Stored data entries
_____

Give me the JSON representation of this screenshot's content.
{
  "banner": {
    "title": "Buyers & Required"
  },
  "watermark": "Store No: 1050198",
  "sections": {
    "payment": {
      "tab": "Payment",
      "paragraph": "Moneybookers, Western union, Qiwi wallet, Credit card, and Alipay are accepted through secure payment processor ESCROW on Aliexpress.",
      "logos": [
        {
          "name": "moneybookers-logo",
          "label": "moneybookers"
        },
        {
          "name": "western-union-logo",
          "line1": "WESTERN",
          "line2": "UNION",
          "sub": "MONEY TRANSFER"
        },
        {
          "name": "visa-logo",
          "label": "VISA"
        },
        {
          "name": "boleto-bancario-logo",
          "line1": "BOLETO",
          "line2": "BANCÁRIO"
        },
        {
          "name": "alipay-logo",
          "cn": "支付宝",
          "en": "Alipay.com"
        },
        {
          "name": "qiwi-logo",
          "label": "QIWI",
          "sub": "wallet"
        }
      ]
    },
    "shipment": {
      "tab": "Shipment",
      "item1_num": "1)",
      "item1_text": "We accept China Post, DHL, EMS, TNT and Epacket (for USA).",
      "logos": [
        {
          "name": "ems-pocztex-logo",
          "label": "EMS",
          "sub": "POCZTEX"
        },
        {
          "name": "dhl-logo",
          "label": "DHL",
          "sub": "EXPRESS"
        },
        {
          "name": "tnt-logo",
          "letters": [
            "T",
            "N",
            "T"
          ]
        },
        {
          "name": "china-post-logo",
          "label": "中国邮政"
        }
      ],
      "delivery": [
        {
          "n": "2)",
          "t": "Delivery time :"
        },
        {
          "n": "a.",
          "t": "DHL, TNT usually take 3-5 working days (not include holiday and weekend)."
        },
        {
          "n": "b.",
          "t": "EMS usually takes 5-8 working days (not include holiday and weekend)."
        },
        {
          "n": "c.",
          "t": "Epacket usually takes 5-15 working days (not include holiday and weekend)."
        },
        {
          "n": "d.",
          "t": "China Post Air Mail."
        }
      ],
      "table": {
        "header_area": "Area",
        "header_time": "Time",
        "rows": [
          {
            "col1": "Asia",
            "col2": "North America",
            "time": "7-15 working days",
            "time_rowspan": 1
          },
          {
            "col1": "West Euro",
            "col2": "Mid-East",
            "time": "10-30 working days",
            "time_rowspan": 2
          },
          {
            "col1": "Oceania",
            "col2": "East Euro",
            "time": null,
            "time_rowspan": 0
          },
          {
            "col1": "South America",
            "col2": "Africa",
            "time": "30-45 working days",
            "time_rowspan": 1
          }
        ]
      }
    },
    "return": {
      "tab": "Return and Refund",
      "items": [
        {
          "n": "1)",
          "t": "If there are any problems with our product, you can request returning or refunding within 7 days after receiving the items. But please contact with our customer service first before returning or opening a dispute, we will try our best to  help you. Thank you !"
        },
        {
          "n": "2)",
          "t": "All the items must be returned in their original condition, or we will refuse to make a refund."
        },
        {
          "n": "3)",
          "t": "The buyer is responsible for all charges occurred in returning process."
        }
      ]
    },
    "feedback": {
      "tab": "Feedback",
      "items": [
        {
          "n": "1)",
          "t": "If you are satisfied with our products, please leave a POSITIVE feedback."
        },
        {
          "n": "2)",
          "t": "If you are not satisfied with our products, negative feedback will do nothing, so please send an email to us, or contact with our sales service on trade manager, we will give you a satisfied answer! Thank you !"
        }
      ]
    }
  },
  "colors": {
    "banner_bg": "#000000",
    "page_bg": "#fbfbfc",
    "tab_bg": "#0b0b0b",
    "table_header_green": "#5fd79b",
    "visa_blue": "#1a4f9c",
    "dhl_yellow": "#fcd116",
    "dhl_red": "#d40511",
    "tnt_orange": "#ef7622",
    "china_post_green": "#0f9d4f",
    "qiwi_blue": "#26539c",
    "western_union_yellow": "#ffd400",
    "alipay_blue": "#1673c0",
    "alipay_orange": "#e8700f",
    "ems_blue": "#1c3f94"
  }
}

_____

Transcribe all of the lines in the records precisely.

> [The solution]:
Give me the JSON representation of this screenshot's content.
{
  "banner": {
    "title": "Buyers & Required"
  },
  "watermark": "Store No: 1050198",
  "sections": {
    "payment": {
      "tab": "Payment",
      "paragraph": "Moneybookers, Western union, Qiwi wallet, Credit card, and Alipay are accepted through secure payment processor ESCROW on Aliexpress.",
      "logos": [
        {
          "name": "moneybookers-logo",
          "label": "moneybookers"
        },
        {
          "name": "western-union-logo",
          "line1": "WESTERN",
          "line2": "UNION",
          "sub": "MONEY TRANSFER"
        },
        {
          "name": "visa-logo",
          "label": "VISA"
        },
        {
          "name": "boleto-bancario-logo",
          "line1": "BOLETO",
          "line2": "BANCÁRIO"
        },
        {
          "name": "alipay-logo",
          "cn": "支付宝",
          "en": "Alipay.com"
        },
        {
          "name": "qiwi-logo",
          "label": "QIWI",
          "sub": "wallet"
        }
      ]
    },
    "shipment": {
      "tab": "Shipment",
      "item1_num": "1)",
      "item1_text": "We accept China Post, DHL, EMS, TNT and Epacket (for USA).",
      "logos": [
        {
          "name": "ems-pocztex-logo",
          "label": "EMS",
          "sub": "POCZTEX"
        },
        {
          "name": "dhl-logo",
          "label": "DHL",
          "sub": "EXPRESS"
        },
        {
          "name": "tnt-logo",
          "letters": [
            "T",
            "N",
            "T"
          ]
        },
        {
          "name": "china-post-logo",
          "label": "中国邮政"
        }
      ],
      "delivery": [
        {
          "n": "2)",
          "t": "Delivery time :"
        },
        {
          "n": "a.",
          "t": "DHL, TNT usually take 3-5 working days (not include holiday and weekend)."
        },
        {
          "n": "b.",
          "t": "EMS usually takes 5-8 working days (not include holiday and weekend)."
        },
        {
          "n": "c.",
          "t": "Epacket usually takes 5-15 working days (not include holiday and weekend)."
        },
        {
          "n": "d.",
          "t": "China Post Air Mail."
        }
      ],
      "table": {
        "header_area": "Area",
        "header_time": "Time",
        "rows": [
          {
            "col1": "Asia",
            "col2": "North America",
            "time": "7-15 working days",
            "time_rowspan": 1
          },
          {
            "col1": "West Euro",
            "col2": "Mid-East",
            "time": "10-30 working days",
            "time_rowspan": 2
          },
          {
            "col1": "Oceania",
            "col2": "East Euro",
            "time": null,
            "time_rowspan": 0
          },
          {
            "col1": "South America",
            "col2": "Africa",
            "time": "30-45 working days",
            "time_rowspan": 1
          }
        ]
      }
    },
    "return": {
      "tab": "Return and Refund",
      "items": [
        {
          "n": "1)",
          "t": "If there are any problems with our product, you can request returning or refunding within 7 days after receiving the items. But please contact with our customer service first before returning or opening a dispute, we will try our best to  help you. Thank you !"
        },
        {
          "n": "2)",
          "t": "All the items must be returned in their original condition, or we will refuse to make a refund."
        },
        {
          "n": "3)",
          "t": "The buyer is responsible for all charges occurred in returning process."
        }
      ]
    },
    "feedback": {
      "tab": "Feedback",
      "items": [
        {
          "n": "1)",
          "t": "If you are satisfied with our products, please leave a POSITIVE feedback."
        },
        {
          "n": "2)",
          "t": "If you are not satisfied with our products, negative feedback will do nothing, so please send an email to us, or contact with our sales service on trade manager, we will give you a satisfied answer! Thank you !"
        }
      ]
    }
  },
  "colors": {
    "banner_bg": "#000000",
    "page_bg": "#fbfbfc",
    "tab_bg": "#0b0b0b",
    "table_header_green": "#5fd79b",
    "visa_blue": "#1a4f9c",
    "dhl_yellow": "#fcd116",
    "dhl_red": "#d40511",
    "tnt_orange": "#ef7622",
    "china_post_green": "#0f9d4f",
    "qiwi_blue": "#26539c",
    "western_union_yellow": "#ffd400",
    "alipay_blue": "#1673c0",
    "alipay_orange": "#e8700f",
    "ems_blue": "#1c3f94"
  }
}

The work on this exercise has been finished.